Supplied data
******************************

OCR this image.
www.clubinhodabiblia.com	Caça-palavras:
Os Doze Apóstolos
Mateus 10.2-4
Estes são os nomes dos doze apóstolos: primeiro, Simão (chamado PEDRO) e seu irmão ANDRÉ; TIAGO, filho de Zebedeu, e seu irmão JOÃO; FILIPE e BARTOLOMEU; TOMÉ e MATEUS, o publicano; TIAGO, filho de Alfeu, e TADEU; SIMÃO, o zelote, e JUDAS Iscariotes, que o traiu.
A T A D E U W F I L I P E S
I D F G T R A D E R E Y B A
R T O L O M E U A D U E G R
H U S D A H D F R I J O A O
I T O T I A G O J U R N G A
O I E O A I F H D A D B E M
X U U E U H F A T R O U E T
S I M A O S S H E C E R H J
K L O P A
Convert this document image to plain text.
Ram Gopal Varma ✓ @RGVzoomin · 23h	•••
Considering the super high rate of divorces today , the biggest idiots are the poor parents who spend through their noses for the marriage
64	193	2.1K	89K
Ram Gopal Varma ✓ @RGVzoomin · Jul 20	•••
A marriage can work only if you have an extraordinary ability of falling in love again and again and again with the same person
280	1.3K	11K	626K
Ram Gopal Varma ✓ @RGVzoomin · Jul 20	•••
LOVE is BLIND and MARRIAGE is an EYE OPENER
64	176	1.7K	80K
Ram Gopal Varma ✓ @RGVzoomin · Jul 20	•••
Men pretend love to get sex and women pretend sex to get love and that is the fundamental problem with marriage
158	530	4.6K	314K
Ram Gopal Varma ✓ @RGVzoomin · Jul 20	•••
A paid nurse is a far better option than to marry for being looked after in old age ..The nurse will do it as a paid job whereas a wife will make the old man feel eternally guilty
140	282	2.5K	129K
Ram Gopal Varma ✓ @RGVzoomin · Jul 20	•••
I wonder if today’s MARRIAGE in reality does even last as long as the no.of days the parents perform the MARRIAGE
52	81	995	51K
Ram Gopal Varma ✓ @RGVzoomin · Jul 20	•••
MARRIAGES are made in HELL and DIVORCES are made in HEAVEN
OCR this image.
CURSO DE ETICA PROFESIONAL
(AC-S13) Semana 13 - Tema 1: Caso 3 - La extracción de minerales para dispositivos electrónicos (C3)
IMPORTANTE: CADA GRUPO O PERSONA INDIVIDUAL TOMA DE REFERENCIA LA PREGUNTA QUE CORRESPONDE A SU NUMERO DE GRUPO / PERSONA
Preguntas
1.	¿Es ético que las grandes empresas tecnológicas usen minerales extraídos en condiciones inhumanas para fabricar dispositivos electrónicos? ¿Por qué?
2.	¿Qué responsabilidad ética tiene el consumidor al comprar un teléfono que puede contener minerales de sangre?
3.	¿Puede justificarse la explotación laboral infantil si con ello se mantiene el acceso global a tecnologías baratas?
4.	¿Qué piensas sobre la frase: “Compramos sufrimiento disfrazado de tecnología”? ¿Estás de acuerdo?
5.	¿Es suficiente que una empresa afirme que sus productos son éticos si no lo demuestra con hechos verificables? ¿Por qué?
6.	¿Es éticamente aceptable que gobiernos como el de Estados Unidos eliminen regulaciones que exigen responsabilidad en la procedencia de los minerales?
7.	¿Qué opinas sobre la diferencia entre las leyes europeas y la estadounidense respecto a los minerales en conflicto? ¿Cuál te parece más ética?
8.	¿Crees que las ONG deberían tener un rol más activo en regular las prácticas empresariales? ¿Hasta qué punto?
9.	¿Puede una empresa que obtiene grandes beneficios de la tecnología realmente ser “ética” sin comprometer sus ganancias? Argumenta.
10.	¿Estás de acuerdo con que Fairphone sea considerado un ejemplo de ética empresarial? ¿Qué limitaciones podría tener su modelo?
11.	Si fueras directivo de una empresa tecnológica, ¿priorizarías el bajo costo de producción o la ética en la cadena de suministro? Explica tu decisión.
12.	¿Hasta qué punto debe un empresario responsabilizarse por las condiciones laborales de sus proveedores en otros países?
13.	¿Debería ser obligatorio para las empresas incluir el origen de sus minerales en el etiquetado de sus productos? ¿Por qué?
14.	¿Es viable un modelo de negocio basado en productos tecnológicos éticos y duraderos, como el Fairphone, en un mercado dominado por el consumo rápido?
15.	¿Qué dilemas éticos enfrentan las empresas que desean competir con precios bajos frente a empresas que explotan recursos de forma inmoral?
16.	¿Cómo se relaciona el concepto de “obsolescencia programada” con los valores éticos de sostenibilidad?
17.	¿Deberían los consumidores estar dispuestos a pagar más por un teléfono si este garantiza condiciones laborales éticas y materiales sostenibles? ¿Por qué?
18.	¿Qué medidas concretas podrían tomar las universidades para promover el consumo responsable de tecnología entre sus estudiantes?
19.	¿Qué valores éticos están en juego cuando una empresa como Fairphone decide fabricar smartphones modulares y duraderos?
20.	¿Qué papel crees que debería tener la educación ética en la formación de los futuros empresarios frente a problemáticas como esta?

******************************

Your task
Repeat every line of the material exactly as given.

Response
OCR this image.
www.clubinhodabiblia.com	Caça-palavras:
Os Doze Apóstolos
Mateus 10.2-4
Estes são os nomes dos doze apóstolos: primeiro, Simão (chamado PEDRO) e seu irmão ANDRÉ; TIAGO, filho de Zebedeu, e seu irmão JOÃO; FILIPE e BARTOLOMEU; TOMÉ e MATEUS, o publicano; TIAGO, filho de Alfeu, e TADEU; SIMÃO, o zelote, e JUDAS Iscariotes, que o traiu.
A T A D E U W F I L I P E S
I D F G T R A D E R E Y B A
R T O L O M E U A D U E G R
H U S D A H D F R I J O A O
I T O T I A G O J U R N G A
O I E O A I F H D A D B E M
X U U E U H F A T R O U E T
S I M A O S S H E C E R H J
K L O P A
Convert this document image to plain text.
Ram Gopal Varma ✓ @RGVzoomin · 23h	•••
Considering the super high rate of divorces today , the biggest idiots are the poor parents who spend through their noses for the marriage
64	193	2.1K	89K
Ram Gopal Varma ✓ @RGVzoomin · Jul 20	•••
A marriage can work only if you have an extraordinary ability of falling in love again and again and again with the same person
280	1.3K	11K	626K
Ram Gopal Varma ✓ @RGVzoomin · Jul 20	•••
LOVE is BLIND and MARRIAGE is an EYE OPENER
64	176	1.7K	80K
Ram Gopal Varma ✓ @RGVzoomin · Jul 20	•••
Men pretend love to get sex and women pretend sex to get love and that is the fundamental problem with marriage
158	530	4.6K	314K
Ram Gopal Varma ✓ @RGVzoomin · Jul 20	•••
A paid nurse is a far better option than to marry for being looked after in old age ..The nurse will do it as a paid job whereas a wife will make the old man feel eternally guilty
140	282	2.5K	129K
Ram Gopal Varma ✓ @RGVzoomin · Jul 20	•••
I wonder if today’s MARRIAGE in reality does even last as long as the no.of days the parents perform the MARRIAGE
52	81	995	51K
Ram Gopal Varma ✓ @RGVzoomin · Jul 20	•••
MARRIAGES are made in HELL and DIVORCES are made in HEAVEN
OCR this image.
CURSO DE ETICA PROFESIONAL
(AC-S13) Semana 13 - Tema 1: Caso 3 - La extracción de minerales para dispositivos electrónicos (C3)
IMPORTANTE: CADA GRUPO O PERSONA INDIVIDUAL TOMA DE REFERENCIA LA PREGUNTA QUE CORRESPONDE A SU NUMERO DE GRUPO / PERSONA
Preguntas
1.	¿Es ético que las grandes empresas tecnológicas usen minerales extraídos en condiciones inhumanas para fabricar dispositivos electrónicos? ¿Por qué?
2.	¿Qué responsabilidad ética tiene el consumidor al comprar un teléfono que puede contener minerales de sangre?
3.	¿Puede justificarse la explotación laboral infantil si con ello se mantiene el acceso global a tecnologías baratas?
4.	¿Qué piensas sobre la frase: “Compramos sufrimiento disfrazado de tecnología”? ¿Estás de acuerdo?
5.	¿Es suficiente que una empresa afirme que sus productos son éticos si no lo demuestra con hechos verificables? ¿Por qué?
6.	¿Es éticamente aceptable que gobiernos como el de Estados Unidos eliminen regulaciones que exigen responsabilidad en la procedencia de los minerales?
7.	¿Qué opinas sobre la diferencia entre las leyes europeas y la estadounidense respecto a los minerales en conflicto? ¿Cuál te parece más ética?
8.	¿Crees que las ONG deberían tener un rol más activo en regular las prácticas empresariales? ¿Hasta qué punto?
9.	¿Puede una empresa que obtiene grandes beneficios de la tecnología realmente ser “ética” sin comprometer sus ganancias? Argumenta.
10.	¿Estás de acuerdo con que Fairphone sea considerado un ejemplo de ética empresarial? ¿Qué limitaciones podría tener su modelo?
11.	Si fueras directivo de una empresa tecnológica, ¿priorizarías el bajo costo de producción o la ética en la cadena de suministro? Explica tu decisión.
12.	¿Hasta qué punto debe un empresario responsabilizarse por las condiciones laborales de sus proveedores en otros países?
13.	¿Debería ser obligatorio para las empresas incluir el origen de sus minerales en el etiquetado de sus productos? ¿Por qué?
14.	¿Es viable un modelo de negocio basado en productos tecnológicos éticos y duraderos, como el Fairphone, en un mercado dominado por el consumo rápido?
15.	¿Qué dilemas éticos enfrentan las empresas que desean competir con precios bajos frente a empresas que explotan recursos de forma inmoral?
16.	¿Cómo se relaciona el concepto de “obsolescencia programada” con los valores éticos de sostenibilidad?
17.	¿Deberían los consumidores estar dispuestos a pagar más por un teléfono si este garantiza condiciones laborales éticas y materiales sostenibles? ¿Por qué?
18.	¿Qué medidas concretas podrían tomar las universidades para promover el consumo responsable de tecnología entre sus estudiantes?
19.	¿Qué valores éticos están en juego cuando una empresa como Fairphone decide fabricar smartphones modulares y duraderos?
20.	¿Qué papel crees que debería tener la educación ética en la formación de los futuros empresarios frente a problemáticas como esta?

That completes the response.